** WHAT IS BEING ASKED **
How many lines of the records hold the string "employees"? Reply with the number alone.

** EXCERPTED RECORDS **
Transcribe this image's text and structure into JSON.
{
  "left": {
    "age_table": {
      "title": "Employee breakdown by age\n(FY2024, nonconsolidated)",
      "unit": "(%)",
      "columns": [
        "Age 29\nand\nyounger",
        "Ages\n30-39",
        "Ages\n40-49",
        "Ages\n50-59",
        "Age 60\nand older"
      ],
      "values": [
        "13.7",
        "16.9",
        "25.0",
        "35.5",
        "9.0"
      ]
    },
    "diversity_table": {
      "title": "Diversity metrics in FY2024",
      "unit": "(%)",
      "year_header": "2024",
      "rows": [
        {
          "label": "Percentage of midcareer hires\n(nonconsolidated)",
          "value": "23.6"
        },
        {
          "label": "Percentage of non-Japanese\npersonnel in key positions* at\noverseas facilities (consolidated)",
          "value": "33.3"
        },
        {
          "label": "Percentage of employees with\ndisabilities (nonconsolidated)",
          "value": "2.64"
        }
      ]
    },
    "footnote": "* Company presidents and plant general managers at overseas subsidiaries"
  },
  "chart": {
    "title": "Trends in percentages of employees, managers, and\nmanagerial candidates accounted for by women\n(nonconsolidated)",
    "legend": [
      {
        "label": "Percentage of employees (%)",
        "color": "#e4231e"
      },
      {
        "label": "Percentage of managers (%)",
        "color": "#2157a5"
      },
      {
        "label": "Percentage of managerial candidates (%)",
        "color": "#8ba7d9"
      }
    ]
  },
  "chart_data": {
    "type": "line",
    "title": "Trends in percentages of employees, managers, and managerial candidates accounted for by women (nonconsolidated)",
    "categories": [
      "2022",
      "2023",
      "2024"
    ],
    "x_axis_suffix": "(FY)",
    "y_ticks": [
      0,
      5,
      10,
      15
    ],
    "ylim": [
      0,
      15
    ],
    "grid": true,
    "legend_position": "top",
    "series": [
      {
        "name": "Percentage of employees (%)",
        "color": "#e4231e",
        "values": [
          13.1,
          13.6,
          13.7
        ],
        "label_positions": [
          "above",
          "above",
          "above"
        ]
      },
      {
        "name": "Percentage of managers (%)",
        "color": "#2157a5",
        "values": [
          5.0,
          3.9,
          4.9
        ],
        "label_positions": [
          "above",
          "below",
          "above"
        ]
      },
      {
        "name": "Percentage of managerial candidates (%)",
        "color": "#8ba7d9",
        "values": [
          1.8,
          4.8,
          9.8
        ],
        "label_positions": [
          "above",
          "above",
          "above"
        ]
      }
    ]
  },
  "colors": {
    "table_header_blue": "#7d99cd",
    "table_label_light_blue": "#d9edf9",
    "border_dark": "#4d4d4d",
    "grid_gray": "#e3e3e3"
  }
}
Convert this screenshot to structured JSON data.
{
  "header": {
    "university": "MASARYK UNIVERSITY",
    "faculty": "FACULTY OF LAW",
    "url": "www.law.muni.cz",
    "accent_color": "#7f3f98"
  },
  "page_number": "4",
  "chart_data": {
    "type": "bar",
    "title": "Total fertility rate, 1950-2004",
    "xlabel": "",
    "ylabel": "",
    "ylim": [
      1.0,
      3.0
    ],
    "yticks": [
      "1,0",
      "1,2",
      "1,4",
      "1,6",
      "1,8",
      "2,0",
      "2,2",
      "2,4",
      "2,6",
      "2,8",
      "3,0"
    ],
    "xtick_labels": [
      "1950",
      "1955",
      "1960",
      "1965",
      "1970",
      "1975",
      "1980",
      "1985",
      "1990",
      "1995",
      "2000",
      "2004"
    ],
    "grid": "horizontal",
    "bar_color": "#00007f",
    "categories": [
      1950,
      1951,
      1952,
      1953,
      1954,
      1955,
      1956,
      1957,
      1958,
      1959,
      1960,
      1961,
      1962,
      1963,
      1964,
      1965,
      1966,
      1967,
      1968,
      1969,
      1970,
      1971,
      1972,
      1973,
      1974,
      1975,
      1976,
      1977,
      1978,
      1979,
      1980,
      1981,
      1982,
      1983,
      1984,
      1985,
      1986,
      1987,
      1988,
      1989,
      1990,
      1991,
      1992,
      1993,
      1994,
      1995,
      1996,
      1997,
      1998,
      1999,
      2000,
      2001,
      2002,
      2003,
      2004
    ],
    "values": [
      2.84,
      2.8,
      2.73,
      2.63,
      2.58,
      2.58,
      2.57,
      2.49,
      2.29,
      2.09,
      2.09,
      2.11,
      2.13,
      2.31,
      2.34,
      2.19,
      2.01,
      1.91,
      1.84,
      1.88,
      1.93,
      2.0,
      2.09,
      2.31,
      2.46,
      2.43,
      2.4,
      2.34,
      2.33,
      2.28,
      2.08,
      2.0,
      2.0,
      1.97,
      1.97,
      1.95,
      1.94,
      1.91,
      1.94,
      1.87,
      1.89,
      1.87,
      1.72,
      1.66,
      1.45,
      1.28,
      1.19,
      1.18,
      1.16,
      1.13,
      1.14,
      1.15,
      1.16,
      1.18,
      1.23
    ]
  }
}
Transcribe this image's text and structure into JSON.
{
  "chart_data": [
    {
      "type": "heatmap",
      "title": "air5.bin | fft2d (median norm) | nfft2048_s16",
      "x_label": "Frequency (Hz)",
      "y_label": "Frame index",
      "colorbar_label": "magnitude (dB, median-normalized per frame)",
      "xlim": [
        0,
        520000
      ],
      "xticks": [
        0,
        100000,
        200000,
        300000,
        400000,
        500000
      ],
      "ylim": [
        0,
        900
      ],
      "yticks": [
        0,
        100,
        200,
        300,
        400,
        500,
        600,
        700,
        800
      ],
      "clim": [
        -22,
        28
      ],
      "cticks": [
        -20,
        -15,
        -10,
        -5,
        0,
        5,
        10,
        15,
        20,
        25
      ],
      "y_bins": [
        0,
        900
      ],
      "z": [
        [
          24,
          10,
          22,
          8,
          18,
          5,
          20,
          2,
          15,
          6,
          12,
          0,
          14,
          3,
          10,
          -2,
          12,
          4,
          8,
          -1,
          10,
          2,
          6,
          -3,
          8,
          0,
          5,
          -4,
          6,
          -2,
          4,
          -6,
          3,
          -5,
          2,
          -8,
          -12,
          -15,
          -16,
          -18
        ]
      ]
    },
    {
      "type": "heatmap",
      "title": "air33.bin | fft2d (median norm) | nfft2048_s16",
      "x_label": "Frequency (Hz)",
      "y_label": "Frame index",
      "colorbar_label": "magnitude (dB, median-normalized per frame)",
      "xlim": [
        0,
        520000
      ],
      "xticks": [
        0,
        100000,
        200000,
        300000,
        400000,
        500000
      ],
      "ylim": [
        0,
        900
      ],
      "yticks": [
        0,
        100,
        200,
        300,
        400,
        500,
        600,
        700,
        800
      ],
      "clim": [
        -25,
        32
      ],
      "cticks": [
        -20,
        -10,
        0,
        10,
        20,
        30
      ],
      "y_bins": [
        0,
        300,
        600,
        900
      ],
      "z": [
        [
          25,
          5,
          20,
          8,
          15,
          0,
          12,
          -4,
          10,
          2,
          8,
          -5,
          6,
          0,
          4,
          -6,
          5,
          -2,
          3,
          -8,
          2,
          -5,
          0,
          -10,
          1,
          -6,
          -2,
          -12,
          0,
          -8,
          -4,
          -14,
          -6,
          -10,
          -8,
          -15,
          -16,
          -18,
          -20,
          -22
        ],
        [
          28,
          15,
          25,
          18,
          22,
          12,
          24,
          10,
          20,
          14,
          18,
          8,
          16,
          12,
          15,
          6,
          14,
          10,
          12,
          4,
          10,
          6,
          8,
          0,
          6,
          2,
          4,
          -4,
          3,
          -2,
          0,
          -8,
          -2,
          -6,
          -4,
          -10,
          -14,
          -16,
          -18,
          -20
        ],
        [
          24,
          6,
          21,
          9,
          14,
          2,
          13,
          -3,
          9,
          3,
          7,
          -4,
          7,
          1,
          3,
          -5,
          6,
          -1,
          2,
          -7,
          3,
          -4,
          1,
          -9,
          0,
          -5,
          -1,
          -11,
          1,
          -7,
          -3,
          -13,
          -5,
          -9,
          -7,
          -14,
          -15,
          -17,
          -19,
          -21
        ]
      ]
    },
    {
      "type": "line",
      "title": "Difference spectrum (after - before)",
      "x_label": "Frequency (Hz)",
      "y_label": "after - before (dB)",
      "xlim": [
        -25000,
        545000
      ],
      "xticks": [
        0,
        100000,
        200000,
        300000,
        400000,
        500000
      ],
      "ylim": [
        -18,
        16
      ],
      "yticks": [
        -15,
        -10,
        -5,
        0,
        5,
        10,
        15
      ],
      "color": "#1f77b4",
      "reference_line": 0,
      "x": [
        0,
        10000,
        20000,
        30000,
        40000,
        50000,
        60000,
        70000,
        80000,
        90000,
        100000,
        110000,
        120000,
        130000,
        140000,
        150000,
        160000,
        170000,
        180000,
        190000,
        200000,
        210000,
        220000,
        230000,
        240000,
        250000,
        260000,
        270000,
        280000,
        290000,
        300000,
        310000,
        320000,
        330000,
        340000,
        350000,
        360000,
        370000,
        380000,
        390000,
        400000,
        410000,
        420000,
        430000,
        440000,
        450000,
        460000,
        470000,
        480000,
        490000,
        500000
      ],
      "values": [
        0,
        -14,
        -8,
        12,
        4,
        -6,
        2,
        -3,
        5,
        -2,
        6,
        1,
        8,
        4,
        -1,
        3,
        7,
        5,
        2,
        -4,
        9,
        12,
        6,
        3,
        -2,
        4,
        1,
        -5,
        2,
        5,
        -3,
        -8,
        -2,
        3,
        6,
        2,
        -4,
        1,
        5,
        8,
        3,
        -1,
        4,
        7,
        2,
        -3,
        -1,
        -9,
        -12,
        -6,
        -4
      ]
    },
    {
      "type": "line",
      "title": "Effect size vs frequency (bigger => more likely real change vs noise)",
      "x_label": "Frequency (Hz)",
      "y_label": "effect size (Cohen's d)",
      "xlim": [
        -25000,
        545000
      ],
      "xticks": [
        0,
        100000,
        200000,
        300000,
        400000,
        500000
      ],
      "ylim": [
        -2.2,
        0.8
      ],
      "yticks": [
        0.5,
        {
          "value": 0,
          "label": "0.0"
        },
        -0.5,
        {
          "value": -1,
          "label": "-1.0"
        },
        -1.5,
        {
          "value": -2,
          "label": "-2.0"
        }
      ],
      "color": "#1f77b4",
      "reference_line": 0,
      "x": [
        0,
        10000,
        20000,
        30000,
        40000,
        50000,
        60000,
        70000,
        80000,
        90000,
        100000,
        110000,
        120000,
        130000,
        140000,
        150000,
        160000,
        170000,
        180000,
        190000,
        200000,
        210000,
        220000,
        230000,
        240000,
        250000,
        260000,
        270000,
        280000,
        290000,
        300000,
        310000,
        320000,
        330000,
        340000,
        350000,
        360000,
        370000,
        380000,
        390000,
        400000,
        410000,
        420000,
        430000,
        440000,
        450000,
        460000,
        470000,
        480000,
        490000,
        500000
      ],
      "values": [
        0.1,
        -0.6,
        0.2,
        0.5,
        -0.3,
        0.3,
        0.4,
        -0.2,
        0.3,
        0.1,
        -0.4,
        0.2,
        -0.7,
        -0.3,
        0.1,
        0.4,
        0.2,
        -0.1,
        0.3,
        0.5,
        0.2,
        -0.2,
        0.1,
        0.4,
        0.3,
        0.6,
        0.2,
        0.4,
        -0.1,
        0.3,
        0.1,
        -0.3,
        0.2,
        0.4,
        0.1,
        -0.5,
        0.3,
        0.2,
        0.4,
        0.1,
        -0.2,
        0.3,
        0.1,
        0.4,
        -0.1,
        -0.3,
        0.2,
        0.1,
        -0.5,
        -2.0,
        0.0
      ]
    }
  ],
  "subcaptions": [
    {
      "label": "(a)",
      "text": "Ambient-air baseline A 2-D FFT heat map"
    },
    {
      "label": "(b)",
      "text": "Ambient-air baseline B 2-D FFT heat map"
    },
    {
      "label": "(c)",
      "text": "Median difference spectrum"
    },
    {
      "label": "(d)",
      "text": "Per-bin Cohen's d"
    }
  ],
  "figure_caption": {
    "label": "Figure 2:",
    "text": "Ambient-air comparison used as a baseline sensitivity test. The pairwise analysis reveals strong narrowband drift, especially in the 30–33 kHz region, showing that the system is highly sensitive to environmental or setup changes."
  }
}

** ANSWER TO THE EXERCISE **
5